→ **Goal**:
The exercise asks you to copy every line below in which "könyvvezetés" appears.

→ **Records supplied**:
%%

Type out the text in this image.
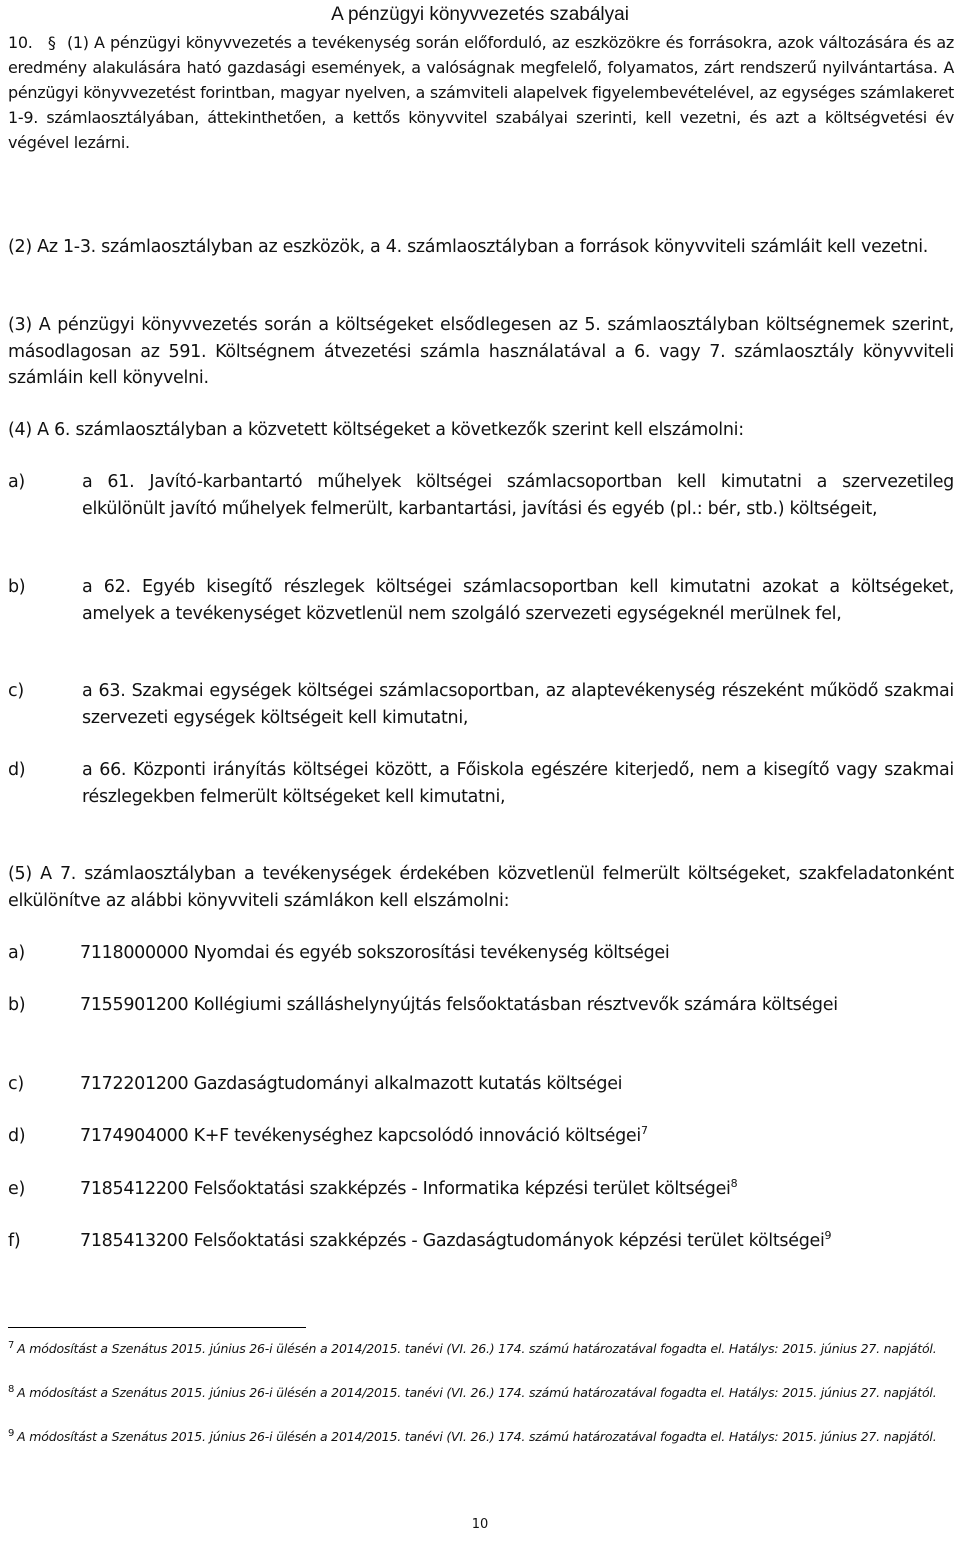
A pénzügyi könyvvezetés szabályai
10. § (1) A pénzügyi könyvvezetés a tevékenység során előforduló, az eszközökre és forrásokra, azok változására és az eredmény alakulására ható gazdasági események, a valóságnak megfelelő, folyamatos, zárt rendszerű nyilvántartása. A pénzügyi könyvvezetést forintban, magyar nyelven, a számviteli alapelvek figyelembevételével, az egységes számlakeret 1-9. számlaosztályában, áttekinthetően, a kettős könyvvitel szabályai szerinti, kell vezetni, és azt a költségvetési év végével lezárni.
(2) Az 1-3. számlaosztályban az eszközök, a 4. számlaosztályban a források könyvviteli számláit kell vezetni.
(3) A pénzügyi könyvvezetés során a költségeket elsődlegesen az 5. számlaosztályban költségnemek szerint, másodlagosan az 591. Költségnem átvezetési számla használatával a 6. vagy 7. számlaosztály könyvviteli számláin kell könyvelni.
(4) A 6. számlaosztályban a közvetett költségeket a következők szerint kell elszámolni:
a)	a 61. Javító-karbantartó műhelyek költségei számlacsoportban kell kimutatni a szervezetileg elkülönült javító műhelyek felmerült, karbantartási, javítási és egyéb (pl.: bér, stb.) költségeit,
b)	a 62. Egyéb kisegítő részlegek költségei számlacsoportban kell kimutatni azokat a költségeket, amelyek a tevékenységet közvetlenül nem szolgáló szervezeti egységeknél merülnek fel,
c)	a 63. Szakmai egységek költségei számlacsoportban, az alaptevékenység részeként működő szakmai szervezeti egységek költségeit kell kimutatni,
d)	a 66. Központi irányítás költségei között, a Főiskola egészére kiterjedő, nem a kisegítő vagy szakmai részlegekben felmerült költségeket kell kimutatni,
(5) A 7. számlaosztályban a tevékenységek érdekében közvetlenül felmerült költségeket, szakfeladatonként elkülönítve az alábbi könyvviteli számlákon kell elszámolni:
a)	7118000000 Nyomdai és egyéb sokszorosítási tevékenység költségei
b)	7155901200 Kollégiumi szálláshelynyújtás felsőoktatásban résztvevők számára költségei
c)	7172201200 Gazdaságtudományi alkalmazott kutatás költségei
d)	7174904000 K+F tevékenységhez kapcsolódó innováció költségei$^7$
e)	7185412200 Felsőoktatási szakképzés - Informatika képzési terület költségei$^8$
f)	7185413200 Felsőoktatási szakképzés - Gazdaságtudományok képzési terület költségei$^9$
$^7$ A módosítást a Szenátus 2015. június 26-i ülésén a 2014/2015. tanévi (VI. 26.) 174. számú határozatával fogadta el. Hatálys: 2015. június 27. napjától.
$^8$ A módosítást a Szenátus 2015. június 26-i ülésén a 2014/2015. tanévi (VI. 26.) 174. számú határozatával fogadta el. Hatálys: 2015. június 27. napjától.
$^9$ A módosítást a Szenátus 2015. június 26-i ülésén a 2014/2015. tanévi (VI. 26.) 174. számú határozatával fogadta el. Hatálys: 2015. június 27. napjától.
10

%%

→ **Solution to the problem**:
A pénzügyi könyvvezetés szabályai
10. § (1) A pénzügyi könyvvezetés a tevékenység során előforduló, az eszközökre és forrásokra, azok változására és az eredmény alakulására ható gazdasági események, a valóságnak megfelelő, folyamatos, zárt rendszerű nyilvántartása. A pénzügyi könyvvezetést forintban, magyar nyelven, a számviteli alapelvek figyelembevételével, az egységes számlakeret 1-9. számlaosztályában, áttekinthetően, a kettős könyvvitel szabályai szerinti, kell vezetni, és azt a költségvetési év végével lezárni.
(3) A pénzügyi könyvvezetés során a költségeket elsődlegesen az 5. számlaosztályban költségnemek szerint, másodlagosan az 591. Költségnem átvezetési számla használatával a 6. vagy 7. számlaosztály könyvviteli számláin kell könyvelni.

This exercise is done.